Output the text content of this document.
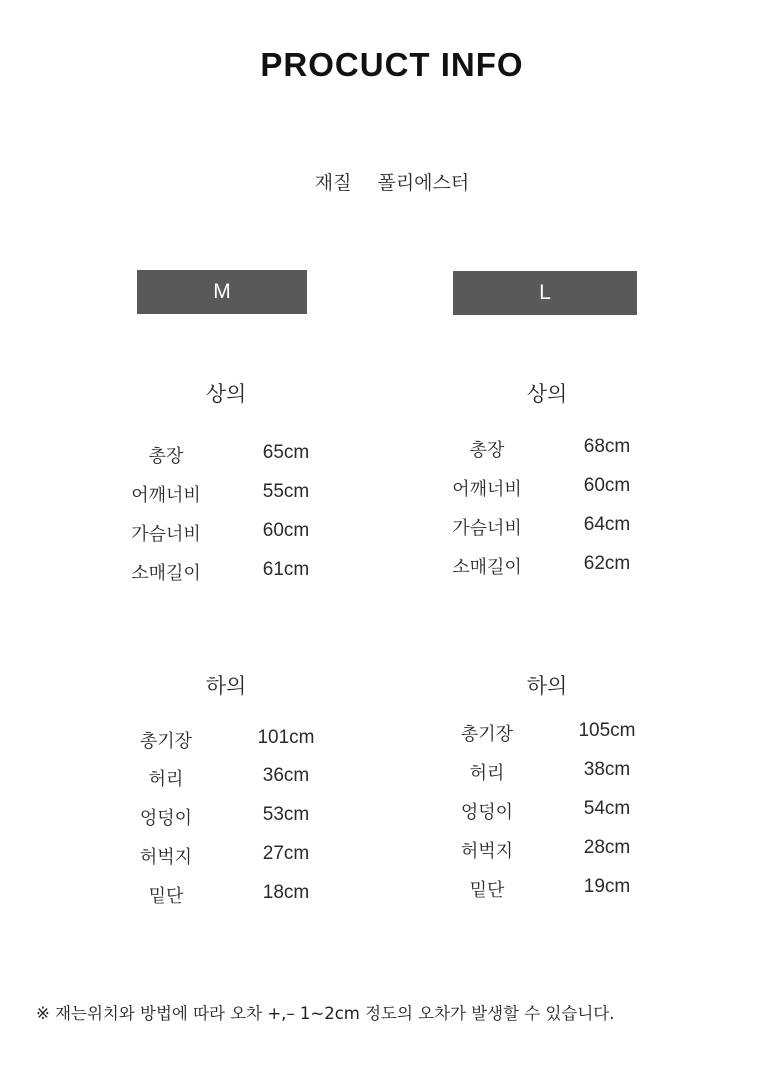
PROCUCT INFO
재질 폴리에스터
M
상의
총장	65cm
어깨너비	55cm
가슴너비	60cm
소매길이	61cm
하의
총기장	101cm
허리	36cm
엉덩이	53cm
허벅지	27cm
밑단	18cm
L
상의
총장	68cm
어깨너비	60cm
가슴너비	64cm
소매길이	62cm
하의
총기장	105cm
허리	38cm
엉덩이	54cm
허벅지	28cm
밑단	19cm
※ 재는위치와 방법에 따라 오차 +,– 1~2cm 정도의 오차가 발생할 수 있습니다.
* * *
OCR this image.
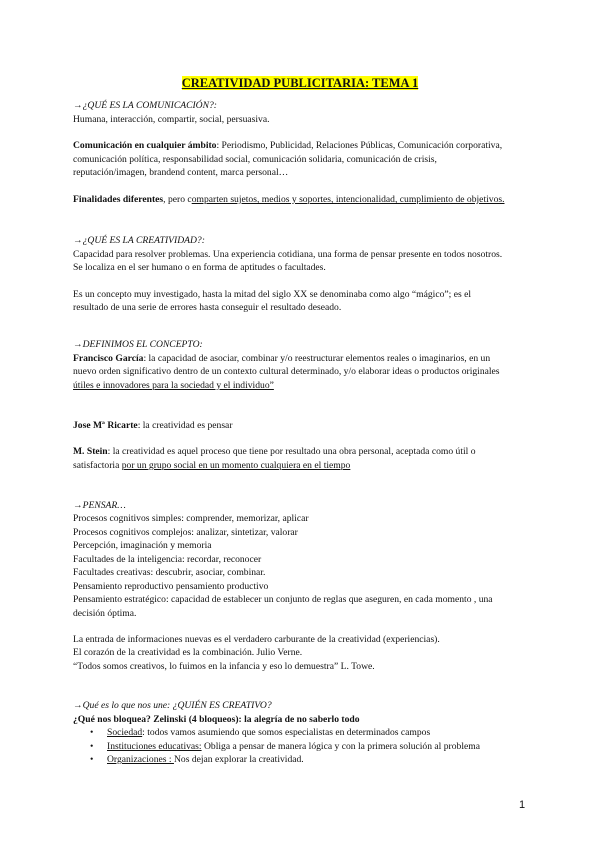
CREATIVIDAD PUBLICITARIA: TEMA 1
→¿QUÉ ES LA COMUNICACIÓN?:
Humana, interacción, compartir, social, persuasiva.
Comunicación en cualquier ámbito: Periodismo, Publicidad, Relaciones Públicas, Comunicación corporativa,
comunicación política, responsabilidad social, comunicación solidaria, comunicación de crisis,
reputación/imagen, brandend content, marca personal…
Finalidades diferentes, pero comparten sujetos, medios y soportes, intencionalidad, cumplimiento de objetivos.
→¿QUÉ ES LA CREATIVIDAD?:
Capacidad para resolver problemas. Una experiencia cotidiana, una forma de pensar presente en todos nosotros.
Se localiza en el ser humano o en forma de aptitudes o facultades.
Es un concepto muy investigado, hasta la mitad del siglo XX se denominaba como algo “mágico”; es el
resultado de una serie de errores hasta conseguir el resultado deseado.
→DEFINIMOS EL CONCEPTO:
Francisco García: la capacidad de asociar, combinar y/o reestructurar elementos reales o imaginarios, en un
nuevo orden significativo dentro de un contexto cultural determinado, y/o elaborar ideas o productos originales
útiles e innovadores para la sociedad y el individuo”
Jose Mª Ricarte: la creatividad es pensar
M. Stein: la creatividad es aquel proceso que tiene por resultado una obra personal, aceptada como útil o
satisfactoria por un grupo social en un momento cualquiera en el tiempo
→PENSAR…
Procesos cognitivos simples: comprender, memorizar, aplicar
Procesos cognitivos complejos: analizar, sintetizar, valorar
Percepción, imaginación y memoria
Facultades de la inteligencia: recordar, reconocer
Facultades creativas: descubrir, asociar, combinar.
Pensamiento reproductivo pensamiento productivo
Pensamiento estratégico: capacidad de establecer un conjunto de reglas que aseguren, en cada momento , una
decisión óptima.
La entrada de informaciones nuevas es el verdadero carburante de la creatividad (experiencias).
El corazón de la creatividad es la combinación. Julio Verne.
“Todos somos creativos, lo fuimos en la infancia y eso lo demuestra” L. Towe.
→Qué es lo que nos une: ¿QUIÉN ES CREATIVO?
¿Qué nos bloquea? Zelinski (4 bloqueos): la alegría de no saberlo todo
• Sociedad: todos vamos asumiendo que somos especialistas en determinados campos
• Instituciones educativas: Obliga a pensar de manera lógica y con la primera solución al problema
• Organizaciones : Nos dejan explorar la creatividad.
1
---
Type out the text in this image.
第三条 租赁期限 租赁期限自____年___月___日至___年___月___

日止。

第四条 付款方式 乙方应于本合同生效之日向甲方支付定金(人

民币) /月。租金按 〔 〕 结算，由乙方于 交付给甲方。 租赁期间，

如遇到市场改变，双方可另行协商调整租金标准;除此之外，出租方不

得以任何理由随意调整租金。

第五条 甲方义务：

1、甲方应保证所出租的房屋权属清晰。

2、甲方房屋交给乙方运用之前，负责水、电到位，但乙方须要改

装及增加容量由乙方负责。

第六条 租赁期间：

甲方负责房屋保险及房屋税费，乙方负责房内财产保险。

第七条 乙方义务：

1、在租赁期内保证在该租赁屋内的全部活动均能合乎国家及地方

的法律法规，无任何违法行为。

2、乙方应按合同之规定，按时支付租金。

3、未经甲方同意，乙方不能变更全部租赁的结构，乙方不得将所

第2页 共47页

:: SET EXERCISE ::
Tally the lines of the records holding the word "hasta", then state only the tally.

:: EXERCISE RESULT ::
2